Exercise aim: Return the records that follow, matching each one exactly.
┌──
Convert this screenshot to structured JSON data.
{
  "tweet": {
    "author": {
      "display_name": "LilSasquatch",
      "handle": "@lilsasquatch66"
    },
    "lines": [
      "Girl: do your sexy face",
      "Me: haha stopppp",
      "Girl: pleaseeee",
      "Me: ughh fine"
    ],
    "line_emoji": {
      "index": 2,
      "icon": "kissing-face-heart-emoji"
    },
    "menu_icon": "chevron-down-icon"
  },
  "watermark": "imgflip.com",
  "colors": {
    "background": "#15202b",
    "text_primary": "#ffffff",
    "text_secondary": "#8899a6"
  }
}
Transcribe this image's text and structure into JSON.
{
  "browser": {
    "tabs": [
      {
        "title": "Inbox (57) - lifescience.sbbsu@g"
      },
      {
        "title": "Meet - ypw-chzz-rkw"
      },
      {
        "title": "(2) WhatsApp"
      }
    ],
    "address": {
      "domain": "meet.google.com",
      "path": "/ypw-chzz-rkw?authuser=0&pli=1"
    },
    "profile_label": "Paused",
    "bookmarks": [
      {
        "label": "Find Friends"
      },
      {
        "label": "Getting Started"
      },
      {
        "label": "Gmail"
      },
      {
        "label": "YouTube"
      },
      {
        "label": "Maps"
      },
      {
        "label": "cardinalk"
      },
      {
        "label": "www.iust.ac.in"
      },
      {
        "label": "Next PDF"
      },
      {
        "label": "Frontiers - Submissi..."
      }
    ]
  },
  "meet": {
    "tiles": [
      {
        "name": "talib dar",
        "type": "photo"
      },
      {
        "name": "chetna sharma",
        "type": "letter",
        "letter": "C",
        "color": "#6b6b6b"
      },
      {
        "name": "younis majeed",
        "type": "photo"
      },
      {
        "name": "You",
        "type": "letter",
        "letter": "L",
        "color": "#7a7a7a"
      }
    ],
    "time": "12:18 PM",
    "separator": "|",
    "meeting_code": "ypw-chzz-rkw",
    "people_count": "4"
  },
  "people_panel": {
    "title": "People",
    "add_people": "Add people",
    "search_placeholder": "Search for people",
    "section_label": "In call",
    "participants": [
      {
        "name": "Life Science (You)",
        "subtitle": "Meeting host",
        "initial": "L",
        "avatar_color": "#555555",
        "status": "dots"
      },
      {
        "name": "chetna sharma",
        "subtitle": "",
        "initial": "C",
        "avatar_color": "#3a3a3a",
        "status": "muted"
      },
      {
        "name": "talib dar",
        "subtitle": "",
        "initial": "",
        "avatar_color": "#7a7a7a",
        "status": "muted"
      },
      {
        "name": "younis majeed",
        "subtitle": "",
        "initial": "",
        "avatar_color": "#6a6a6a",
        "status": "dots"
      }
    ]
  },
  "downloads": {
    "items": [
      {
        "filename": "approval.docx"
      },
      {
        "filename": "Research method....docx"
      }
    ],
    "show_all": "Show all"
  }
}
└──
Response to the exercise:
Convert this screenshot to structured JSON data.
{
  "tweet": {
    "author": {
      "display_name": "LilSasquatch",
      "handle": "@lilsasquatch66"
    },
    "lines": [
      "Girl: do your sexy face",
      "Me: haha stopppp",
      "Girl: pleaseeee",
      "Me: ughh fine"
    ],
    "line_emoji": {
      "index": 2,
      "icon": "kissing-face-heart-emoji"
    },
    "menu_icon": "chevron-down-icon"
  },
  "watermark": "imgflip.com",
  "colors": {
    "background": "#15202b",
    "text_primary": "#ffffff",
    "text_secondary": "#8899a6"
  }
}
Transcribe this image's text and structure into JSON.
{
  "browser": {
    "tabs": [
      {
        "title": "Inbox (57) - lifescience.sbbsu@g"
      },
      {
        "title": "Meet - ypw-chzz-rkw"
      },
      {
        "title": "(2) WhatsApp"
      }
    ],
    "address": {
      "domain": "meet.google.com",
      "path": "/ypw-chzz-rkw?authuser=0&pli=1"
    },
    "profile_label": "Paused",
    "bookmarks": [
      {
        "label": "Find Friends"
      },
      {
        "label": "Getting Started"
      },
      {
        "label": "Gmail"
      },
      {
        "label": "YouTube"
      },
      {
        "label": "Maps"
      },
      {
        "label": "cardinalk"
      },
      {
        "label": "www.iust.ac.in"
      },
      {
        "label": "Next PDF"
      },
      {
        "label": "Frontiers - Submissi..."
      }
    ]
  },
  "meet": {
    "tiles": [
      {
        "name": "talib dar",
        "type": "photo"
      },
      {
        "name": "chetna sharma",
        "type": "letter",
        "letter": "C",
        "color": "#6b6b6b"
      },
      {
        "name": "younis majeed",
        "type": "photo"
      },
      {
        "name": "You",
        "type": "letter",
        "letter": "L",
        "color": "#7a7a7a"
      }
    ],
    "time": "12:18 PM",
    "separator": "|",
    "meeting_code": "ypw-chzz-rkw",
    "people_count": "4"
  },
  "people_panel": {
    "title": "People",
    "add_people": "Add people",
    "search_placeholder": "Search for people",
    "section_label": "In call",
    "participants": [
      {
        "name": "Life Science (You)",
        "subtitle": "Meeting host",
        "initial": "L",
        "avatar_color": "#555555",
        "status": "dots"
      },
      {
        "name": "chetna sharma",
        "subtitle": "",
        "initial": "C",
        "avatar_color": "#3a3a3a",
        "status": "muted"
      },
      {
        "name": "talib dar",
        "subtitle": "",
        "initial": "",
        "avatar_color": "#7a7a7a",
        "status": "muted"
      },
      {
        "name": "younis majeed",
        "subtitle": "",
        "initial": "",
        "avatar_color": "#6a6a6a",
        "status": "dots"
      }
    ]
  },
  "downloads": {
    "items": [
      {
        "filename": "approval.docx"
      },
      {
        "filename": "Research method....docx"
      }
    ],
    "show_all": "Show all"
  }
}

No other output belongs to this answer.